-- BEGIN GIVEN RECORDS --

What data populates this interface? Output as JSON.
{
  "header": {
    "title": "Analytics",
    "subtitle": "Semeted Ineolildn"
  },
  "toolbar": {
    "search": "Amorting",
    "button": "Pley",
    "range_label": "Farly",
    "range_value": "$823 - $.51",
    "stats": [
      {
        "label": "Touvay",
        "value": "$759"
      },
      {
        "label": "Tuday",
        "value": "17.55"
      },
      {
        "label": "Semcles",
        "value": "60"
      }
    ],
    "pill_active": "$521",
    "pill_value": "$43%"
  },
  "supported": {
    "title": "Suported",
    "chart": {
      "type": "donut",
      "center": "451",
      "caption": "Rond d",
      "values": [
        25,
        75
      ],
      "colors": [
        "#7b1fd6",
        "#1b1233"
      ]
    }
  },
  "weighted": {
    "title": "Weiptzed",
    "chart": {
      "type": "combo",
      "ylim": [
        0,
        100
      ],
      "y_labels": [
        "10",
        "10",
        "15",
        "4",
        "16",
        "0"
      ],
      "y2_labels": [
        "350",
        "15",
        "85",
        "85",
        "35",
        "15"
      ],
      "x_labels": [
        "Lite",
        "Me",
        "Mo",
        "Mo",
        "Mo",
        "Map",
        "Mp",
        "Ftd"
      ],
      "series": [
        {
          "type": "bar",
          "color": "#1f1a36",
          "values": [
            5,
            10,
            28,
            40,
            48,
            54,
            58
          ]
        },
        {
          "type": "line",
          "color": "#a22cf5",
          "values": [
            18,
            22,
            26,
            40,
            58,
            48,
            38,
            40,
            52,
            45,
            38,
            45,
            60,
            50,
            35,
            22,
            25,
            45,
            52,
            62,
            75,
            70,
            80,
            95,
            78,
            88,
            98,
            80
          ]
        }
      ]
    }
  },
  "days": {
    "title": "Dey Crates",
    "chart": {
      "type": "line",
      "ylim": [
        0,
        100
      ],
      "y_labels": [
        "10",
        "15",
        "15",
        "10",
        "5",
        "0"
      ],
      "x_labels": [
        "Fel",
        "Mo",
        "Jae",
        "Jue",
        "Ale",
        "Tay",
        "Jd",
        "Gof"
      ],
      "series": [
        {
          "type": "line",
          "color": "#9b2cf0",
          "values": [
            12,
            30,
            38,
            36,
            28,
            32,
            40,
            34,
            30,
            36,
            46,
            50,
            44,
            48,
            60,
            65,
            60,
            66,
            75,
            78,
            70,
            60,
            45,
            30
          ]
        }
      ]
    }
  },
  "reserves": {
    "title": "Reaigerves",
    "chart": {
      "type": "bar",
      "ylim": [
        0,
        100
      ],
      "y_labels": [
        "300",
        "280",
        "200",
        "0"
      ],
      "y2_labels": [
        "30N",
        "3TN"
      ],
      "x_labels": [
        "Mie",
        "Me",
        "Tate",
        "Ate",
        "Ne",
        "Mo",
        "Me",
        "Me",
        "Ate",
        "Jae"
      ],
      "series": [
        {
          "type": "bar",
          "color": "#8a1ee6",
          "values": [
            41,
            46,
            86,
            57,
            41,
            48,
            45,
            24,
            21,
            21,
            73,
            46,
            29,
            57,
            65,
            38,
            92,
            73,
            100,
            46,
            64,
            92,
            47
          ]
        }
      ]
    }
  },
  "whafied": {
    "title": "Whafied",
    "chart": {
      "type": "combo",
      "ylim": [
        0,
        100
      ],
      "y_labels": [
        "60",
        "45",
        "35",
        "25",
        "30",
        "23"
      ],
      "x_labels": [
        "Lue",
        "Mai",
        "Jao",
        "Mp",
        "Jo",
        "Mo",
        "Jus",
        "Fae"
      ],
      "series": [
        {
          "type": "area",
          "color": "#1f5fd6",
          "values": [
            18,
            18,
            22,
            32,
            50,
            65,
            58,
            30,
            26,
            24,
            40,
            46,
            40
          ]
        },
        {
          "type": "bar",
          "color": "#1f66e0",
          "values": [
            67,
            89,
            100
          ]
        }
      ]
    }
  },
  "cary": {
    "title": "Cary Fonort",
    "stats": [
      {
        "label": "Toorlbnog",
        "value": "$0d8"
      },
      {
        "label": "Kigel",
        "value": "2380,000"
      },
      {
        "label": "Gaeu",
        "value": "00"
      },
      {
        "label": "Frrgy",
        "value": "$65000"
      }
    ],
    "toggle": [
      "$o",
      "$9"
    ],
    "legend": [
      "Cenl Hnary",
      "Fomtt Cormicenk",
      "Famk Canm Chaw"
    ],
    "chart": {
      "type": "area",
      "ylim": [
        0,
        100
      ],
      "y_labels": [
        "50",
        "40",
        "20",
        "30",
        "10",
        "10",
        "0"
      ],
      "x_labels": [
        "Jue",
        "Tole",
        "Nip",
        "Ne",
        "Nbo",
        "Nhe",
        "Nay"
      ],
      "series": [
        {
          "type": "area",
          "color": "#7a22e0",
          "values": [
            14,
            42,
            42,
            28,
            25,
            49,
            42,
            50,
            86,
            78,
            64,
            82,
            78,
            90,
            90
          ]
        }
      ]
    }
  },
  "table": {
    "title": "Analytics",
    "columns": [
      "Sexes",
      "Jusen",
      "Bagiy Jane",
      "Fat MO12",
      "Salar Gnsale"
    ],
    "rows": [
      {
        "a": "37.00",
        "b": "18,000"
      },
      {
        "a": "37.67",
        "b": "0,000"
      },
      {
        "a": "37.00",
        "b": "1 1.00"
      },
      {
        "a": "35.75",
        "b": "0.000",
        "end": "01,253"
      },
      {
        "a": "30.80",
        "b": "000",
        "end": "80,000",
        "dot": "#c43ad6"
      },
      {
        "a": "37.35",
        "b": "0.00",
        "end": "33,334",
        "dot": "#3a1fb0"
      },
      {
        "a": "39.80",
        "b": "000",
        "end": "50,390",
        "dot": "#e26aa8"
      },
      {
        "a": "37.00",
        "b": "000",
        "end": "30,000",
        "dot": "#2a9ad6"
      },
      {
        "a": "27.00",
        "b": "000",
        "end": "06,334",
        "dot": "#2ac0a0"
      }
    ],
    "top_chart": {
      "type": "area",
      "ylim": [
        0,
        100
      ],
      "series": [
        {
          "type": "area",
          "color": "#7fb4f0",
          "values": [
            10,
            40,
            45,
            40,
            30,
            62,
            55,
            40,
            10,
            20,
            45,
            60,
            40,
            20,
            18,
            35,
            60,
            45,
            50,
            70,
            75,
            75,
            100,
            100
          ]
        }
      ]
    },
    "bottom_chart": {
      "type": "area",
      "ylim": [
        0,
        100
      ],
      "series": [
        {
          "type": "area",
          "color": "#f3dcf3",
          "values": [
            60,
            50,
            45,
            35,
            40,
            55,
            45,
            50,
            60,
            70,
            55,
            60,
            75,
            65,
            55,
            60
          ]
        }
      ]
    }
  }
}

-- END GIVEN RECORDS --

◆ WRITTEN PROBLEM ◆
Reproduce all the records precisely.

◆ EXERCISE RESPONSE ◆
What data populates this interface? Output as JSON.
{
  "header": {
    "title": "Analytics",
    "subtitle": "Semeted Ineolildn"
  },
  "toolbar": {
    "search": "Amorting",
    "button": "Pley",
    "range_label": "Farly",
    "range_value": "$823 - $.51",
    "stats": [
      {
        "label": "Touvay",
        "value": "$759"
      },
      {
        "label": "Tuday",
        "value": "17.55"
      },
      {
        "label": "Semcles",
        "value": "60"
      }
    ],
    "pill_active": "$521",
    "pill_value": "$43%"
  },
  "supported": {
    "title": "Suported",
    "chart": {
      "type": "donut",
      "center": "451",
      "caption": "Rond d",
      "values": [
        25,
        75
      ],
      "colors": [
        "#7b1fd6",
        "#1b1233"
      ]
    }
  },
  "weighted": {
    "title": "Weiptzed",
    "chart": {
      "type": "combo",
      "ylim": [
        0,
        100
      ],
      "y_labels": [
        "10",
        "10",
        "15",
        "4",
        "16",
        "0"
      ],
      "y2_labels": [
        "350",
        "15",
        "85",
        "85",
        "35",
        "15"
      ],
      "x_labels": [
        "Lite",
        "Me",
        "Mo",
        "Mo",
        "Mo",
        "Map",
        "Mp",
        "Ftd"
      ],
      "series": [
        {
          "type": "bar",
          "color": "#1f1a36",
          "values": [
            5,
            10,
            28,
            40,
            48,
            54,
            58
          ]
        },
        {
          "type": "line",
          "color": "#a22cf5",
          "values": [
            18,
            22,
            26,
            40,
            58,
            48,
            38,
            40,
            52,
            45,
            38,
            45,
            60,
            50,
            35,
            22,
            25,
            45,
            52,
            62,
            75,
            70,
            80,
            95,
            78,
            88,
            98,
            80
          ]
        }
      ]
    }
  },
  "days": {
    "title": "Dey Crates",
    "chart": {
      "type": "line",
      "ylim": [
        0,
        100
      ],
      "y_labels": [
        "10",
        "15",
        "15",
        "10",
        "5",
        "0"
      ],
      "x_labels": [
        "Fel",
        "Mo",
        "Jae",
        "Jue",
        "Ale",
        "Tay",
        "Jd",
        "Gof"
      ],
      "series": [
        {
          "type": "line",
          "color": "#9b2cf0",
          "values": [
            12,
            30,
            38,
            36,
            28,
            32,
            40,
            34,
            30,
            36,
            46,
            50,
            44,
            48,
            60,
            65,
            60,
            66,
            75,
            78,
            70,
            60,
            45,
            30
          ]
        }
      ]
    }
  },
  "reserves": {
    "title": "Reaigerves",
    "chart": {
      "type": "bar",
      "ylim": [
        0,
        100
      ],
      "y_labels": [
        "300",
        "280",
        "200",
        "0"
      ],
      "y2_labels": [
        "30N",
        "3TN"
      ],
      "x_labels": [
        "Mie",
        "Me",
        "Tate",
        "Ate",
        "Ne",
        "Mo",
        "Me",
        "Me",
        "Ate",
        "Jae"
      ],
      "series": [
        {
          "type": "bar",
          "color": "#8a1ee6",
          "values": [
            41,
            46,
            86,
            57,
            41,
            48,
            45,
            24,
            21,
            21,
            73,
            46,
            29,
            57,
            65,
            38,
            92,
            73,
            100,
            46,
            64,
            92,
            47
          ]
        }
      ]
    }
  },
  "whafied": {
    "title": "Whafied",
    "chart": {
      "type": "combo",
      "ylim": [
        0,
        100
      ],
      "y_labels": [
        "60",
        "45",
        "35",
        "25",
        "30",
        "23"
      ],
      "x_labels": [
        "Lue",
        "Mai",
        "Jao",
        "Mp",
        "Jo",
        "Mo",
        "Jus",
        "Fae"
      ],
      "series": [
        {
          "type": "area",
          "color": "#1f5fd6",
          "values": [
            18,
            18,
            22,
            32,
            50,
            65,
            58,
            30,
            26,
            24,
            40,
            46,
            40
          ]
        },
        {
          "type": "bar",
          "color": "#1f66e0",
          "values": [
            67,
            89,
            100
          ]
        }
      ]
    }
  },
  "cary": {
    "title": "Cary Fonort",
    "stats": [
      {
        "label": "Toorlbnog",
        "value": "$0d8"
      },
      {
        "label": "Kigel",
        "value": "2380,000"
      },
      {
        "label": "Gaeu",
        "value": "00"
      },
      {
        "label": "Frrgy",
        "value": "$65000"
      }
    ],
    "toggle": [
      "$o",
      "$9"
    ],
    "legend": [
      "Cenl Hnary",
      "Fomtt Cormicenk",
      "Famk Canm Chaw"
    ],
    "chart": {
      "type": "area",
      "ylim": [
        0,
        100
      ],
      "y_labels": [
        "50",
        "40",
        "20",
        "30",
        "10",
        "10",
        "0"
      ],
      "x_labels": [
        "Jue",
        "Tole",
        "Nip",
        "Ne",
        "Nbo",
        "Nhe",
        "Nay"
      ],
      "series": [
        {
          "type": "area",
          "color": "#7a22e0",
          "values": [
            14,
            42,
            42,
            28,
            25,
            49,
            42,
            50,
            86,
            78,
            64,
            82,
            78,
            90,
            90
          ]
        }
      ]
    }
  },
  "table": {
    "title": "Analytics",
    "columns": [
      "Sexes",
      "Jusen",
      "Bagiy Jane",
      "Fat MO12",
      "Salar Gnsale"
    ],
    "rows": [
      {
        "a": "37.00",
        "b": "18,000"
      },
      {
        "a": "37.67",
        "b": "0,000"
      },
      {
        "a": "37.00",
        "b": "1 1.00"
      },
      {
        "a": "35.75",
        "b": "0.000",
        "end": "01,253"
      },
      {
        "a": "30.80",
        "b": "000",
        "end": "80,000",
        "dot": "#c43ad6"
      },
      {
        "a": "37.35",
        "b": "0.00",
        "end": "33,334",
        "dot": "#3a1fb0"
      },
      {
        "a": "39.80",
        "b": "000",
        "end": "50,390",
        "dot": "#e26aa8"
      },
      {
        "a": "37.00",
        "b": "000",
        "end": "30,000",
        "dot": "#2a9ad6"
      },
      {
        "a": "27.00",
        "b": "000",
        "end": "06,334",
        "dot": "#2ac0a0"
      }
    ],
    "top_chart": {
      "type": "area",
      "ylim": [
        0,
        100
      ],
      "series": [
        {
          "type": "area",
          "color": "#7fb4f0",
          "values": [
            10,
            40,
            45,
            40,
            30,
            62,
            55,
            40,
            10,
            20,
            45,
            60,
            40,
            20,
            18,
            35,
            60,
            45,
            50,
            70,
            75,
            75,
            100,
            100
          ]
        }
      ]
    },
    "bottom_chart": {
      "type": "area",
      "ylim": [
        0,
        100
      ],
      "series": [
        {
          "type": "area",
          "color": "#f3dcf3",
          "values": [
            60,
            50,
            45,
            35,
            40,
            55,
            45,
            50,
            60,
            70,
            55,
            60,
            75,
            65,
            55,
            60
          ]
        }
      ]
    }
  }
}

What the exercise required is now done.